Reproduce each line of the material exactly, minus any picture.
BEGIN
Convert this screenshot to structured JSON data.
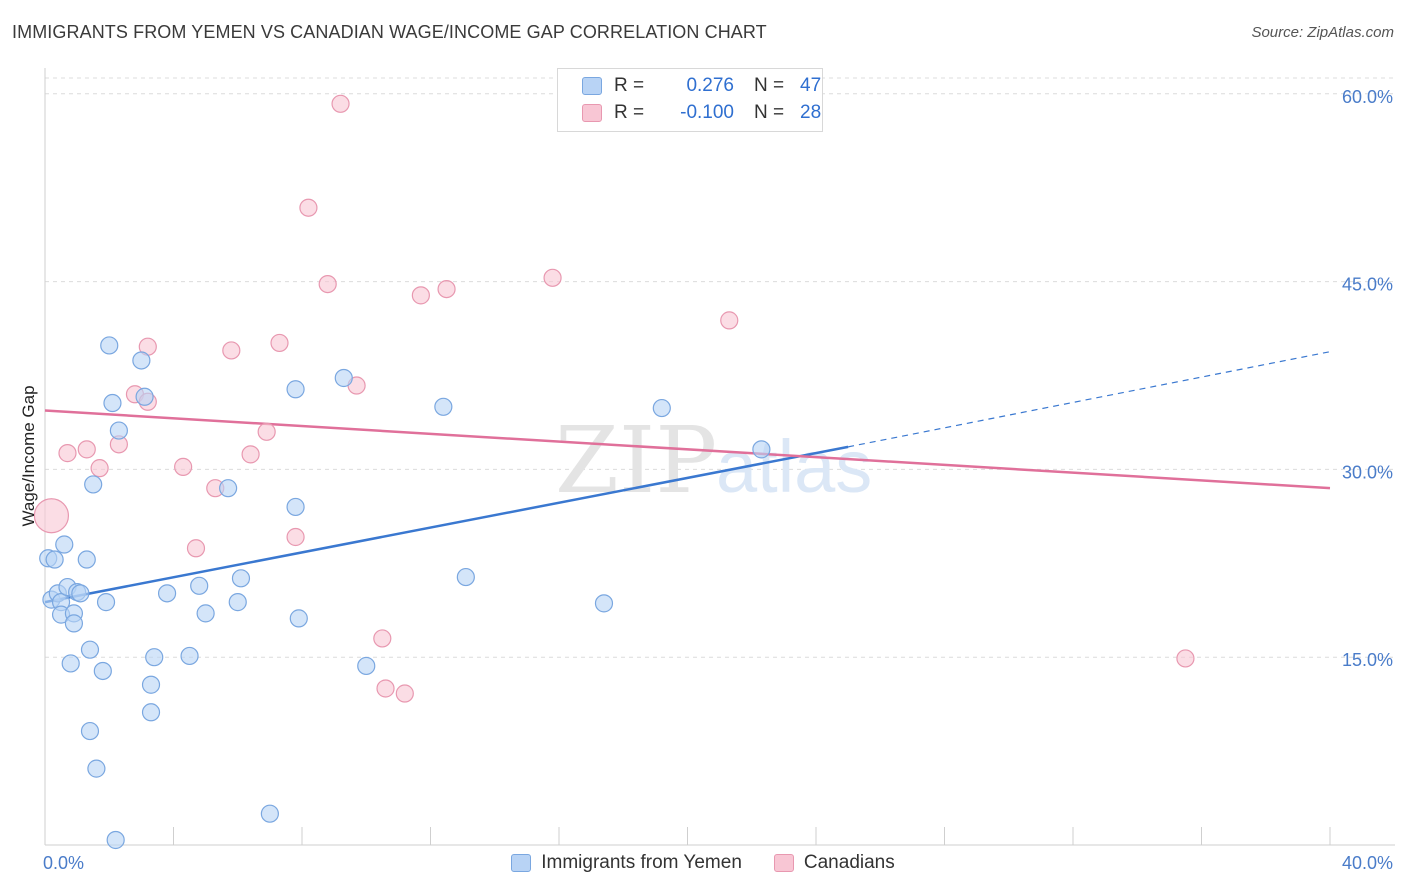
{
  "title": "IMMIGRANTS FROM YEMEN VS CANADIAN WAGE/INCOME GAP CORRELATION CHART",
  "source": "Source: ZipAtlas.com",
  "watermark_zip": "ZIP",
  "watermark_atlas": "atlas",
  "legend": {
    "r_label": "R =",
    "n_label": "N =",
    "rows": [
      {
        "r": "0.276",
        "n": "47"
      },
      {
        "r": "-0.100",
        "n": "28"
      }
    ]
  },
  "chart_data": {
    "type": "scatter",
    "xlabel": "",
    "ylabel": "Wage/Income Gap",
    "xlim": [
      0,
      40
    ],
    "ylim": [
      0,
      61.5
    ],
    "x_tick_labels": [
      "0.0%",
      "40.0%"
    ],
    "y_ticks": [
      15,
      30,
      45,
      60
    ],
    "y_tick_labels": [
      "15.0%",
      "30.0%",
      "45.0%",
      "60.0%"
    ],
    "grid": true,
    "legend_position": "top-center",
    "colors": {
      "blue": "#3a78d0",
      "blue_fill": "#b8d3f5",
      "pink": "#e0709a",
      "pink_fill": "#f8c6d4"
    },
    "series": [
      {
        "name": "Immigrants from Yemen",
        "color": "#3a78d0",
        "points": [
          [
            0.1,
            22.9
          ],
          [
            0.2,
            19.6
          ],
          [
            0.3,
            22.8
          ],
          [
            0.4,
            20.1
          ],
          [
            0.5,
            19.4
          ],
          [
            0.5,
            18.4
          ],
          [
            0.6,
            24.0
          ],
          [
            0.7,
            20.6
          ],
          [
            0.8,
            14.5
          ],
          [
            0.9,
            18.5
          ],
          [
            0.9,
            17.7
          ],
          [
            1.0,
            20.2
          ],
          [
            1.1,
            20.1
          ],
          [
            1.3,
            22.8
          ],
          [
            1.4,
            15.6
          ],
          [
            1.4,
            9.1
          ],
          [
            1.5,
            28.8
          ],
          [
            1.6,
            6.1
          ],
          [
            1.8,
            13.9
          ],
          [
            1.9,
            19.4
          ],
          [
            2.0,
            39.9
          ],
          [
            2.1,
            35.3
          ],
          [
            2.2,
            0.4
          ],
          [
            2.3,
            33.1
          ],
          [
            3.0,
            38.7
          ],
          [
            3.1,
            35.8
          ],
          [
            3.3,
            12.8
          ],
          [
            3.3,
            10.6
          ],
          [
            3.4,
            15.0
          ],
          [
            3.8,
            20.1
          ],
          [
            4.5,
            15.1
          ],
          [
            4.8,
            20.7
          ],
          [
            5.0,
            18.5
          ],
          [
            5.7,
            28.5
          ],
          [
            6.0,
            19.4
          ],
          [
            6.1,
            21.3
          ],
          [
            7.0,
            2.5
          ],
          [
            7.8,
            27.0
          ],
          [
            7.8,
            36.4
          ],
          [
            7.9,
            18.1
          ],
          [
            9.3,
            37.3
          ],
          [
            10.0,
            14.3
          ],
          [
            12.4,
            35.0
          ],
          [
            13.1,
            21.4
          ],
          [
            17.4,
            19.3
          ],
          [
            19.2,
            34.9
          ],
          [
            22.3,
            31.6
          ]
        ]
      },
      {
        "name": "Canadians",
        "color": "#e0709a",
        "points": [
          [
            0.2,
            26.3
          ],
          [
            0.7,
            31.3
          ],
          [
            1.3,
            31.6
          ],
          [
            1.7,
            30.1
          ],
          [
            2.3,
            32.0
          ],
          [
            2.8,
            36.0
          ],
          [
            3.2,
            35.4
          ],
          [
            3.2,
            39.8
          ],
          [
            4.3,
            30.2
          ],
          [
            4.7,
            23.7
          ],
          [
            5.3,
            28.5
          ],
          [
            5.8,
            39.5
          ],
          [
            6.4,
            31.2
          ],
          [
            6.9,
            33.0
          ],
          [
            7.3,
            40.1
          ],
          [
            7.8,
            24.6
          ],
          [
            8.2,
            50.9
          ],
          [
            8.8,
            44.8
          ],
          [
            9.2,
            59.2
          ],
          [
            9.7,
            36.7
          ],
          [
            10.5,
            16.5
          ],
          [
            10.6,
            12.5
          ],
          [
            11.2,
            12.1
          ],
          [
            11.7,
            43.9
          ],
          [
            12.5,
            44.4
          ],
          [
            15.8,
            45.3
          ],
          [
            21.3,
            41.9
          ],
          [
            35.5,
            14.9
          ]
        ]
      }
    ],
    "trend_lines": [
      {
        "name": "Immigrants from Yemen",
        "x0": 0,
        "y0": 19.4,
        "x1": 25.0,
        "y1": 31.8,
        "dashed_to_x": 40,
        "dashed_to_y": 39.4
      },
      {
        "name": "Canadians",
        "x0": 0,
        "y0": 34.7,
        "x1": 40,
        "y1": 28.5
      }
    ]
  }
}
END
→ **Answer in full**:
Convert this screenshot to structured JSON data.
{
  "title": "IMMIGRANTS FROM YEMEN VS CANADIAN WAGE/INCOME GAP CORRELATION CHART",
  "source": "Source: ZipAtlas.com",
  "watermark_zip": "ZIP",
  "watermark_atlas": "atlas",
  "legend": {
    "r_label": "R =",
    "n_label": "N =",
    "rows": [
      {
        "r": "0.276",
        "n": "47"
      },
      {
        "r": "-0.100",
        "n": "28"
      }
    ]
  },
  "chart_data": {
    "type": "scatter",
    "xlabel": "",
    "ylabel": "Wage/Income Gap",
    "xlim": [
      0,
      40
    ],
    "ylim": [
      0,
      61.5
    ],
    "x_tick_labels": [
      "0.0%",
      "40.0%"
    ],
    "y_ticks": [
      15,
      30,
      45,
      60
    ],
    "y_tick_labels": [
      "15.0%",
      "30.0%",
      "45.0%",
      "60.0%"
    ],
    "grid": true,
    "legend_position": "top-center",
    "colors": {
      "blue": "#3a78d0",
      "blue_fill": "#b8d3f5",
      "pink": "#e0709a",
      "pink_fill": "#f8c6d4"
    },
    "series": [
      {
        "name": "Immigrants from Yemen",
        "color": "#3a78d0",
        "points": [
          [
            0.1,
            22.9
          ],
          [
            0.2,
            19.6
          ],
          [
            0.3,
            22.8
          ],
          [
            0.4,
            20.1
          ],
          [
            0.5,
            19.4
          ],
          [
            0.5,
            18.4
          ],
          [
            0.6,
            24.0
          ],
          [
            0.7,
            20.6
          ],
          [
            0.8,
            14.5
          ],
          [
            0.9,
            18.5
          ],
          [
            0.9,
            17.7
          ],
          [
            1.0,
            20.2
          ],
          [
            1.1,
            20.1
          ],
          [
            1.3,
            22.8
          ],
          [
            1.4,
            15.6
          ],
          [
            1.4,
            9.1
          ],
          [
            1.5,
            28.8
          ],
          [
            1.6,
            6.1
          ],
          [
            1.8,
            13.9
          ],
          [
            1.9,
            19.4
          ],
          [
            2.0,
            39.9
          ],
          [
            2.1,
            35.3
          ],
          [
            2.2,
            0.4
          ],
          [
            2.3,
            33.1
          ],
          [
            3.0,
            38.7
          ],
          [
            3.1,
            35.8
          ],
          [
            3.3,
            12.8
          ],
          [
            3.3,
            10.6
          ],
          [
            3.4,
            15.0
          ],
          [
            3.8,
            20.1
          ],
          [
            4.5,
            15.1
          ],
          [
            4.8,
            20.7
          ],
          [
            5.0,
            18.5
          ],
          [
            5.7,
            28.5
          ],
          [
            6.0,
            19.4
          ],
          [
            6.1,
            21.3
          ],
          [
            7.0,
            2.5
          ],
          [
            7.8,
            27.0
          ],
          [
            7.8,
            36.4
          ],
          [
            7.9,
            18.1
          ],
          [
            9.3,
            37.3
          ],
          [
            10.0,
            14.3
          ],
          [
            12.4,
            35.0
          ],
          [
            13.1,
            21.4
          ],
          [
            17.4,
            19.3
          ],
          [
            19.2,
            34.9
          ],
          [
            22.3,
            31.6
          ]
        ]
      },
      {
        "name": "Canadians",
        "color": "#e0709a",
        "points": [
          [
            0.2,
            26.3
          ],
          [
            0.7,
            31.3
          ],
          [
            1.3,
            31.6
          ],
          [
            1.7,
            30.1
          ],
          [
            2.3,
            32.0
          ],
          [
            2.8,
            36.0
          ],
          [
            3.2,
            35.4
          ],
          [
            3.2,
            39.8
          ],
          [
            4.3,
            30.2
          ],
          [
            4.7,
            23.7
          ],
          [
            5.3,
            28.5
          ],
          [
            5.8,
            39.5
          ],
          [
            6.4,
            31.2
          ],
          [
            6.9,
            33.0
          ],
          [
            7.3,
            40.1
          ],
          [
            7.8,
            24.6
          ],
          [
            8.2,
            50.9
          ],
          [
            8.8,
            44.8
          ],
          [
            9.2,
            59.2
          ],
          [
            9.7,
            36.7
          ],
          [
            10.5,
            16.5
          ],
          [
            10.6,
            12.5
          ],
          [
            11.2,
            12.1
          ],
          [
            11.7,
            43.9
          ],
          [
            12.5,
            44.4
          ],
          [
            15.8,
            45.3
          ],
          [
            21.3,
            41.9
          ],
          [
            35.5,
            14.9
          ]
        ]
      }
    ],
    "trend_lines": [
      {
        "name": "Immigrants from Yemen",
        "x0": 0,
        "y0": 19.4,
        "x1": 25.0,
        "y1": 31.8,
        "dashed_to_x": 40,
        "dashed_to_y": 39.4
      },
      {
        "name": "Canadians",
        "x0": 0,
        "y0": 34.7,
        "x1": 40,
        "y1": 28.5
      }
    ]
  }
}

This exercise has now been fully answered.